■ EXERCISE
State how many lines of the entries hold the string "закупки". Reply with the number alone.

Items from a data source:
>>>
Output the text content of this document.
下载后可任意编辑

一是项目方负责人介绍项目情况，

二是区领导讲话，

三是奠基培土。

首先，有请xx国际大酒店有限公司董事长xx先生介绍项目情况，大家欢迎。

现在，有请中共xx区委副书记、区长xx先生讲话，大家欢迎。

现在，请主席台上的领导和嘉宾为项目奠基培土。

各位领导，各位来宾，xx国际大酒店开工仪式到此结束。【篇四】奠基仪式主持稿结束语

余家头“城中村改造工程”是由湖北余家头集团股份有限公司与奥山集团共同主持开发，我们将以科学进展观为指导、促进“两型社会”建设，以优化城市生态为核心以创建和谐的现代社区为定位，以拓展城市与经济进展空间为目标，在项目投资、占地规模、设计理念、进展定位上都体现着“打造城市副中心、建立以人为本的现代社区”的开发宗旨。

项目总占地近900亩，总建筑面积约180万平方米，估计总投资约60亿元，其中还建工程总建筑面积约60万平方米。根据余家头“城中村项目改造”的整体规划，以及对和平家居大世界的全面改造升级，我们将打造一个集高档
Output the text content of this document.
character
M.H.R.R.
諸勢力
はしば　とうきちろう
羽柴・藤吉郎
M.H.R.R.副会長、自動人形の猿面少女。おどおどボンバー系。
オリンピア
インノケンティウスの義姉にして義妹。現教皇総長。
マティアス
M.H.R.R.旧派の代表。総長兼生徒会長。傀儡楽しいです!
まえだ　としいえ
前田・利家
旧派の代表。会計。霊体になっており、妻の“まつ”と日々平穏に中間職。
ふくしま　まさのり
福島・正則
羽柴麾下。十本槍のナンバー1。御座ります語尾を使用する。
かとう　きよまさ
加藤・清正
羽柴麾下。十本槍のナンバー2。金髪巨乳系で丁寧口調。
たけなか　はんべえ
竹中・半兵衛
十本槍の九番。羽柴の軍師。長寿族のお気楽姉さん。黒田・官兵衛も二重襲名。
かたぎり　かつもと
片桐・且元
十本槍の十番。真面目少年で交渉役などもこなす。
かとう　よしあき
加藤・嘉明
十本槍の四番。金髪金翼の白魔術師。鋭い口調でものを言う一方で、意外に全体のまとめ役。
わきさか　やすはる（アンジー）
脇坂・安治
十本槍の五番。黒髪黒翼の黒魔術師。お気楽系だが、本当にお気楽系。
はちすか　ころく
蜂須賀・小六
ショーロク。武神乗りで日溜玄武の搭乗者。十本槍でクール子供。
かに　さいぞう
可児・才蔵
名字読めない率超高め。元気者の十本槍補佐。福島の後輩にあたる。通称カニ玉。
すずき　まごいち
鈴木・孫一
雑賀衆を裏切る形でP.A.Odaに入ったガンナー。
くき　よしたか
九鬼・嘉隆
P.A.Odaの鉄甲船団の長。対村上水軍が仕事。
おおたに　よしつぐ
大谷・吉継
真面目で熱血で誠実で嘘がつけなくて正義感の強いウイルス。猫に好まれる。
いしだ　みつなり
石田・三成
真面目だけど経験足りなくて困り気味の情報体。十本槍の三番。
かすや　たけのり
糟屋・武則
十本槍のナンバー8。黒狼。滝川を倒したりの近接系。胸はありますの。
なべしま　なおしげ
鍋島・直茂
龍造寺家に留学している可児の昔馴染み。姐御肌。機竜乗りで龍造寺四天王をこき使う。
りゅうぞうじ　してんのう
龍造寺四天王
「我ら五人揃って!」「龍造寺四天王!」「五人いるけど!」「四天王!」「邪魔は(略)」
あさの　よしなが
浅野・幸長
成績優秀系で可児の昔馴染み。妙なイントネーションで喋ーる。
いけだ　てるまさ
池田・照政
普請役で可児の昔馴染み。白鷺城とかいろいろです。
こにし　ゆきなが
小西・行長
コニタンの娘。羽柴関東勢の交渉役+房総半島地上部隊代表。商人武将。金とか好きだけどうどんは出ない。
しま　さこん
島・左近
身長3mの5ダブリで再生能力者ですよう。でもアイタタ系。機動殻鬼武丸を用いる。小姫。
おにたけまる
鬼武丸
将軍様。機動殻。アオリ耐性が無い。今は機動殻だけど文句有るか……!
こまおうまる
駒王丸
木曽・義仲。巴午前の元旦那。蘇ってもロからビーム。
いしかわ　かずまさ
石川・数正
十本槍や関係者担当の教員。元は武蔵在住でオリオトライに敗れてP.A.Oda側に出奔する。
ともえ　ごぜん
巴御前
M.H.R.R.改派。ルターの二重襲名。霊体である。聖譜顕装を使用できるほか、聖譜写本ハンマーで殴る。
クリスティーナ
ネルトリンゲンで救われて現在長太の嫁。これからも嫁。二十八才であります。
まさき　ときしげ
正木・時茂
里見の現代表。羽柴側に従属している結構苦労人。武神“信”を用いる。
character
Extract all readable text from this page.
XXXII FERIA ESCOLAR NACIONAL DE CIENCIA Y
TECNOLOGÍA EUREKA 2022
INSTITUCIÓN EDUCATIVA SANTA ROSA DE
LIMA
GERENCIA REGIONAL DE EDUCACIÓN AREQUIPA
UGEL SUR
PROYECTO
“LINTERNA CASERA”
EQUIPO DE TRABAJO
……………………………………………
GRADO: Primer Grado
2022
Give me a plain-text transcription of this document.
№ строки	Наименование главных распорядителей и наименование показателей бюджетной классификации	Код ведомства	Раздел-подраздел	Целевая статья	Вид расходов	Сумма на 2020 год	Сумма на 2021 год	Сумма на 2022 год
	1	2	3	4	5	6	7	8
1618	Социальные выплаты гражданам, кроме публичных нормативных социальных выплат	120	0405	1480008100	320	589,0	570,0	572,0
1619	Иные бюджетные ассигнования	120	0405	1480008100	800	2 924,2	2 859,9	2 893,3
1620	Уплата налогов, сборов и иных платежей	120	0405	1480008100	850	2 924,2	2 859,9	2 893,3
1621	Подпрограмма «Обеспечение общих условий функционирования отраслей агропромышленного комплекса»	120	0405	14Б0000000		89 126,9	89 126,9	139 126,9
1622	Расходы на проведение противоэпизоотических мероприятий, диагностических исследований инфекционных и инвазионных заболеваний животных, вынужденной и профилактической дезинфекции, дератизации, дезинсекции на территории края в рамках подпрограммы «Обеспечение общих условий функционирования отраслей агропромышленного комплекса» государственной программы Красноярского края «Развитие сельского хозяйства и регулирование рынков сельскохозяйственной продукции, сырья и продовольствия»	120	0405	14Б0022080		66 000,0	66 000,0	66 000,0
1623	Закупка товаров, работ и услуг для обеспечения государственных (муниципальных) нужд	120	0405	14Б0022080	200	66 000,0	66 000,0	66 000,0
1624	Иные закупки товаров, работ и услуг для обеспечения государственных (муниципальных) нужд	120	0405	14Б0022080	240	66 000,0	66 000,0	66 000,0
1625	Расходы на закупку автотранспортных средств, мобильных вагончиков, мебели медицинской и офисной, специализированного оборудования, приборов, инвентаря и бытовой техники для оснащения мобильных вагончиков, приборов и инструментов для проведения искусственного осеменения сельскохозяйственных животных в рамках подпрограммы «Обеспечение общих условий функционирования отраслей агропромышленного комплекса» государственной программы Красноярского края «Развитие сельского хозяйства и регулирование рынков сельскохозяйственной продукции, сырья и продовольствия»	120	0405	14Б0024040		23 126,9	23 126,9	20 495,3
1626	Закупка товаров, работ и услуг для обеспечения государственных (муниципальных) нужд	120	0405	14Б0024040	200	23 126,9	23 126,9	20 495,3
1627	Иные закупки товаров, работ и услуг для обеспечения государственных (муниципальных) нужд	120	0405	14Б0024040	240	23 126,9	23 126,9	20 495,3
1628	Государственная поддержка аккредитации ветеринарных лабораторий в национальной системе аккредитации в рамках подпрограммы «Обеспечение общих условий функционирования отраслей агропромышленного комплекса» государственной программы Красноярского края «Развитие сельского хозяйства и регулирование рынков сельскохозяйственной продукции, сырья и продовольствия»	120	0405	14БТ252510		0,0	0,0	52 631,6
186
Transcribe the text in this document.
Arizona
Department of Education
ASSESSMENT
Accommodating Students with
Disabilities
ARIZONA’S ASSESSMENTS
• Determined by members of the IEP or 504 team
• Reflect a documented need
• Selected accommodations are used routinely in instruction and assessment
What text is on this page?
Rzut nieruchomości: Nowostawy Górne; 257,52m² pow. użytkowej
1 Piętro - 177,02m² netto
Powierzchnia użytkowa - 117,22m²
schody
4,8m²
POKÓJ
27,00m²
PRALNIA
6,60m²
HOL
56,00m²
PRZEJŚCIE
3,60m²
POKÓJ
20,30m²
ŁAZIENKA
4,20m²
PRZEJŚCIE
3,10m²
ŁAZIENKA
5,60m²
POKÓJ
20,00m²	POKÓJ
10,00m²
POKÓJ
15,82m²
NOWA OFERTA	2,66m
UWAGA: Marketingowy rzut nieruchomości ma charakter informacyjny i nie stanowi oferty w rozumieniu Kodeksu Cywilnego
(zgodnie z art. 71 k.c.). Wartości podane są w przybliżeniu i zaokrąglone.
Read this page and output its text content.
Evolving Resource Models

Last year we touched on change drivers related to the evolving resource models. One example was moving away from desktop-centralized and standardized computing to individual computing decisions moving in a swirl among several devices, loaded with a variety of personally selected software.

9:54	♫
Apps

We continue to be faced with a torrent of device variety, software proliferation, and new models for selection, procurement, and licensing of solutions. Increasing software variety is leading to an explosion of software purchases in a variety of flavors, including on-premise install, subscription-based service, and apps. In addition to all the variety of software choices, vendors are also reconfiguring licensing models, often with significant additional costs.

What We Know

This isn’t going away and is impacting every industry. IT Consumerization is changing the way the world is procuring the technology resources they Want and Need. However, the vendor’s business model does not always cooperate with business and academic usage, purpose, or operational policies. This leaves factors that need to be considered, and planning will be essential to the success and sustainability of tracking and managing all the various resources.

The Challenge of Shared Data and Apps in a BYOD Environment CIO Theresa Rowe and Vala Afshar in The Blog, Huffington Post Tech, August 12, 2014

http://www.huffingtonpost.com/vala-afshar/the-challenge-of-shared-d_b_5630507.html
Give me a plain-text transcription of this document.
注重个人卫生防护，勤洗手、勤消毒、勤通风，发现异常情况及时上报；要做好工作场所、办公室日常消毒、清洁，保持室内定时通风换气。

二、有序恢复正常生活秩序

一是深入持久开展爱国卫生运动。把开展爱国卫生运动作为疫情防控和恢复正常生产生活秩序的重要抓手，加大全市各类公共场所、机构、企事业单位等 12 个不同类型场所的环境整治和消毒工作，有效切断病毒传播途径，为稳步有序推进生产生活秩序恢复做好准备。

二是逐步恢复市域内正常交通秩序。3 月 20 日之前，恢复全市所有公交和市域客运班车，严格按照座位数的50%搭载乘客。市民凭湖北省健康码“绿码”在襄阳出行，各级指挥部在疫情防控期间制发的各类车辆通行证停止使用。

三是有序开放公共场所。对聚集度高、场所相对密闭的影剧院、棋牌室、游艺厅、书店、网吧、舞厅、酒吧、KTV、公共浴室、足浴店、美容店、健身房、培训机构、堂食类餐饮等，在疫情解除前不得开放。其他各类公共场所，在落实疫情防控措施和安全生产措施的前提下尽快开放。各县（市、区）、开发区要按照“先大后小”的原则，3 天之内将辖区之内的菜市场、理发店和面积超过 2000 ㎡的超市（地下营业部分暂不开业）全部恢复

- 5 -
<<<
■ TASK ANSWER
2